'''

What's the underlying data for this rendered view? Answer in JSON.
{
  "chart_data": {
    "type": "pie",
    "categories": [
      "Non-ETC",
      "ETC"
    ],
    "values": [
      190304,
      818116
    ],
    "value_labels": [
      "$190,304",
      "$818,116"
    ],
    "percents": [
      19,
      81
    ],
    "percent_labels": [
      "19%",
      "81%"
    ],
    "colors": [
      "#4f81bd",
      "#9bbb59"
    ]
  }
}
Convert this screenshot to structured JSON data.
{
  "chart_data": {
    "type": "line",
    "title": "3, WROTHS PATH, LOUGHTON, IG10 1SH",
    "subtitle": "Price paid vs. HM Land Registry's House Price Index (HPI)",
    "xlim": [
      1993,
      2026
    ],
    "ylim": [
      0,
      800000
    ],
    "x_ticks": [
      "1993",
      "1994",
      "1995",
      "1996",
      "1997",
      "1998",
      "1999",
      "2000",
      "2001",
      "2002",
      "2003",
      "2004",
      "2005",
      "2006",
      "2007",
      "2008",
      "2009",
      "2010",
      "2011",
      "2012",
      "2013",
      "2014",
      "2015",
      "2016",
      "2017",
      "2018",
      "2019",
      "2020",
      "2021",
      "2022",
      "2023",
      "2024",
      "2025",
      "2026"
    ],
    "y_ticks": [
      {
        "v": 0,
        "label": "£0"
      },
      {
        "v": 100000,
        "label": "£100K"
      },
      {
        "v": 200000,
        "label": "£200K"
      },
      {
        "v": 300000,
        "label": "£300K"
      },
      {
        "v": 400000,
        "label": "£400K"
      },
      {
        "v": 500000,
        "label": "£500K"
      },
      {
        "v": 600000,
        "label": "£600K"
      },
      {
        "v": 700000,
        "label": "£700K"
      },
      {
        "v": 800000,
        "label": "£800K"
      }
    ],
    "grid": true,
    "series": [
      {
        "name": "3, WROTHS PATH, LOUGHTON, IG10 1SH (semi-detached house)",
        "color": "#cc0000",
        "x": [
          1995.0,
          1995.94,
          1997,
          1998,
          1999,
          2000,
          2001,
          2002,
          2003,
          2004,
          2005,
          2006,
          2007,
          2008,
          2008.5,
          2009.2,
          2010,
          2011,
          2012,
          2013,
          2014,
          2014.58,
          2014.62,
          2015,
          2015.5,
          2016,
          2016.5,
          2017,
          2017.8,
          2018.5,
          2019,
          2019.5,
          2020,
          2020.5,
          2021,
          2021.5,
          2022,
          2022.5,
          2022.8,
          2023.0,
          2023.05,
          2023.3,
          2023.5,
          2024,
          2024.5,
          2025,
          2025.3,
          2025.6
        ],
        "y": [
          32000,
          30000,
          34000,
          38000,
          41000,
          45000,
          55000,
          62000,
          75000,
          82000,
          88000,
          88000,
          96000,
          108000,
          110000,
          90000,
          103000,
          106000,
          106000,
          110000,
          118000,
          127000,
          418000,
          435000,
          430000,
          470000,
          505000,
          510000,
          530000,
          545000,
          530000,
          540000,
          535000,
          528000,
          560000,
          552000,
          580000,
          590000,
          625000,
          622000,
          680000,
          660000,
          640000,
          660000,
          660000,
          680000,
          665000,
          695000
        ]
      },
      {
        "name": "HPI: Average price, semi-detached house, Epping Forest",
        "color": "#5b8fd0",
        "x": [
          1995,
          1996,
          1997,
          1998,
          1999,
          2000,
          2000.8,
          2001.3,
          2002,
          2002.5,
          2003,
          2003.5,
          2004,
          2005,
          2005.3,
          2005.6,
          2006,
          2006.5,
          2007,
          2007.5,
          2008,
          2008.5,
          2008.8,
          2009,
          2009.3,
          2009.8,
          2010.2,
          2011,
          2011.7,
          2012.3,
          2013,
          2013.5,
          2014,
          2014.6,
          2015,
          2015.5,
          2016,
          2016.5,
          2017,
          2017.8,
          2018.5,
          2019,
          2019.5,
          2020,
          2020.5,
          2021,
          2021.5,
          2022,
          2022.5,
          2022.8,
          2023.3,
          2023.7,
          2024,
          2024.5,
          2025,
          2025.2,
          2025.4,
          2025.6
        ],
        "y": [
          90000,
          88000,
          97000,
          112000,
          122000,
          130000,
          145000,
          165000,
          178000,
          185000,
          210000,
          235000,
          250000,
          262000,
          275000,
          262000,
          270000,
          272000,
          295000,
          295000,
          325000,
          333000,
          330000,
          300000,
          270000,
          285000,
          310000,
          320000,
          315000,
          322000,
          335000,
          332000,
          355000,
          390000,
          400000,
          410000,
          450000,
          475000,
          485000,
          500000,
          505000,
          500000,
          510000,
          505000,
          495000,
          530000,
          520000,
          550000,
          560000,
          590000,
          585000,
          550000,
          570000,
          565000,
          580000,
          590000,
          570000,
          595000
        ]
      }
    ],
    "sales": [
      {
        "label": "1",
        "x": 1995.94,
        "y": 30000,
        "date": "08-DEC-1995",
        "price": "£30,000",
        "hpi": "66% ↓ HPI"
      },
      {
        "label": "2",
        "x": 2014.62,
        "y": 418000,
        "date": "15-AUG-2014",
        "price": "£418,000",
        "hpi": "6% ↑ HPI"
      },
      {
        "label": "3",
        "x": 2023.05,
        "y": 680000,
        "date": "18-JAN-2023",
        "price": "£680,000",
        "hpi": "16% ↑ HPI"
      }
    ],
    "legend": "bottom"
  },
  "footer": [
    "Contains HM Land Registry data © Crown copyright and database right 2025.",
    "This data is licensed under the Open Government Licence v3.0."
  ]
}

'''

◆ Requirement
Nothing should be left out: repeat all of the data exactly.

◆ Answer to this task
What's the underlying data for this rendered view? Answer in JSON.
{
  "chart_data": {
    "type": "pie",
    "categories": [
      "Non-ETC",
      "ETC"
    ],
    "values": [
      190304,
      818116
    ],
    "value_labels": [
      "$190,304",
      "$818,116"
    ],
    "percents": [
      19,
      81
    ],
    "percent_labels": [
      "19%",
      "81%"
    ],
    "colors": [
      "#4f81bd",
      "#9bbb59"
    ]
  }
}
Convert this screenshot to structured JSON data.
{
  "chart_data": {
    "type": "line",
    "title": "3, WROTHS PATH, LOUGHTON, IG10 1SH",
    "subtitle": "Price paid vs. HM Land Registry's House Price Index (HPI)",
    "xlim": [
      1993,
      2026
    ],
    "ylim": [
      0,
      800000
    ],
    "x_ticks": [
      "1993",
      "1994",
      "1995",
      "1996",
      "1997",
      "1998",
      "1999",
      "2000",
      "2001",
      "2002",
      "2003",
      "2004",
      "2005",
      "2006",
      "2007",
      "2008",
      "2009",
      "2010",
      "2011",
      "2012",
      "2013",
      "2014",
      "2015",
      "2016",
      "2017",
      "2018",
      "2019",
      "2020",
      "2021",
      "2022",
      "2023",
      "2024",
      "2025",
      "2026"
    ],
    "y_ticks": [
      {
        "v": 0,
        "label": "£0"
      },
      {
        "v": 100000,
        "label": "£100K"
      },
      {
        "v": 200000,
        "label": "£200K"
      },
      {
        "v": 300000,
        "label": "£300K"
      },
      {
        "v": 400000,
        "label": "£400K"
      },
      {
        "v": 500000,
        "label": "£500K"
      },
      {
        "v": 600000,
        "label": "£600K"
      },
      {
        "v": 700000,
        "label": "£700K"
      },
      {
        "v": 800000,
        "label": "£800K"
      }
    ],
    "grid": true,
    "series": [
      {
        "name": "3, WROTHS PATH, LOUGHTON, IG10 1SH (semi-detached house)",
        "color": "#cc0000",
        "x": [
          1995.0,
          1995.94,
          1997,
          1998,
          1999,
          2000,
          2001,
          2002,
          2003,
          2004,
          2005,
          2006,
          2007,
          2008,
          2008.5,
          2009.2,
          2010,
          2011,
          2012,
          2013,
          2014,
          2014.58,
          2014.62,
          2015,
          2015.5,
          2016,
          2016.5,
          2017,
          2017.8,
          2018.5,
          2019,
          2019.5,
          2020,
          2020.5,
          2021,
          2021.5,
          2022,
          2022.5,
          2022.8,
          2023.0,
          2023.05,
          2023.3,
          2023.5,
          2024,
          2024.5,
          2025,
          2025.3,
          2025.6
        ],
        "y": [
          32000,
          30000,
          34000,
          38000,
          41000,
          45000,
          55000,
          62000,
          75000,
          82000,
          88000,
          88000,
          96000,
          108000,
          110000,
          90000,
          103000,
          106000,
          106000,
          110000,
          118000,
          127000,
          418000,
          435000,
          430000,
          470000,
          505000,
          510000,
          530000,
          545000,
          530000,
          540000,
          535000,
          528000,
          560000,
          552000,
          580000,
          590000,
          625000,
          622000,
          680000,
          660000,
          640000,
          660000,
          660000,
          680000,
          665000,
          695000
        ]
      },
      {
        "name": "HPI: Average price, semi-detached house, Epping Forest",
        "color": "#5b8fd0",
        "x": [
          1995,
          1996,
          1997,
          1998,
          1999,
          2000,
          2000.8,
          2001.3,
          2002,
          2002.5,
          2003,
          2003.5,
          2004,
          2005,
          2005.3,
          2005.6,
          2006,
          2006.5,
          2007,
          2007.5,
          2008,
          2008.5,
          2008.8,
          2009,
          2009.3,
          2009.8,
          2010.2,
          2011,
          2011.7,
          2012.3,
          2013,
          2013.5,
          2014,
          2014.6,
          2015,
          2015.5,
          2016,
          2016.5,
          2017,
          2017.8,
          2018.5,
          2019,
          2019.5,
          2020,
          2020.5,
          2021,
          2021.5,
          2022,
          2022.5,
          2022.8,
          2023.3,
          2023.7,
          2024,
          2024.5,
          2025,
          2025.2,
          2025.4,
          2025.6
        ],
        "y": [
          90000,
          88000,
          97000,
          112000,
          122000,
          130000,
          145000,
          165000,
          178000,
          185000,
          210000,
          235000,
          250000,
          262000,
          275000,
          262000,
          270000,
          272000,
          295000,
          295000,
          325000,
          333000,
          330000,
          300000,
          270000,
          285000,
          310000,
          320000,
          315000,
          322000,
          335000,
          332000,
          355000,
          390000,
          400000,
          410000,
          450000,
          475000,
          485000,
          500000,
          505000,
          500000,
          510000,
          505000,
          495000,
          530000,
          520000,
          550000,
          560000,
          590000,
          585000,
          550000,
          570000,
          565000,
          580000,
          590000,
          570000,
          595000
        ]
      }
    ],
    "sales": [
      {
        "label": "1",
        "x": 1995.94,
        "y": 30000,
        "date": "08-DEC-1995",
        "price": "£30,000",
        "hpi": "66% ↓ HPI"
      },
      {
        "label": "2",
        "x": 2014.62,
        "y": 418000,
        "date": "15-AUG-2014",
        "price": "£418,000",
        "hpi": "6% ↑ HPI"
      },
      {
        "label": "3",
        "x": 2023.05,
        "y": 680000,
        "date": "18-JAN-2023",
        "price": "£680,000",
        "hpi": "16% ↑ HPI"
      }
    ],
    "legend": "bottom"
  },
  "footer": [
    "Contains HM Land Registry data © Crown copyright and database right 2025.",
    "This data is licensed under the Open Government Licence v3.0."
  ]
}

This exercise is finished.